==== Given entries ====

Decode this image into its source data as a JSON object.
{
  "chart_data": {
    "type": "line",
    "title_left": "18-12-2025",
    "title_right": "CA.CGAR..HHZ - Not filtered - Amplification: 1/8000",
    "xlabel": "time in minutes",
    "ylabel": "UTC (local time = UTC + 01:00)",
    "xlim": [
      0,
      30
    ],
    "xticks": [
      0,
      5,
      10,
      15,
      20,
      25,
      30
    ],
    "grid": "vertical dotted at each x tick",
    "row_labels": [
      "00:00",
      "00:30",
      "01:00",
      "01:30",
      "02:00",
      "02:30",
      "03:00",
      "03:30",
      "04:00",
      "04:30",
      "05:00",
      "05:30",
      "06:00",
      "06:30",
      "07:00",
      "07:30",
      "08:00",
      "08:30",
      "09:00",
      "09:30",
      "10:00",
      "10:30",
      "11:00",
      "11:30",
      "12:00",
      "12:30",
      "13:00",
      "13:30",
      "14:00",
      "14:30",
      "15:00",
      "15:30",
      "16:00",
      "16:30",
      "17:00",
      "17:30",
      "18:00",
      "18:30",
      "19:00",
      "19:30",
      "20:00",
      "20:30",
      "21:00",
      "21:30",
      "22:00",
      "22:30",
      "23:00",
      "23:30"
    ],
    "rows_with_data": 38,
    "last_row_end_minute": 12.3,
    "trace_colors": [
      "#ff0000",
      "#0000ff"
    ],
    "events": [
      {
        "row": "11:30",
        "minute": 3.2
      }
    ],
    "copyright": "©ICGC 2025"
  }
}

====

**Your objective:**
Look through the entries and return every line where "time" appears.

**Response to this task:**
    "xlabel": "time in minutes",
    "ylabel": "UTC (local time = UTC + 01:00)",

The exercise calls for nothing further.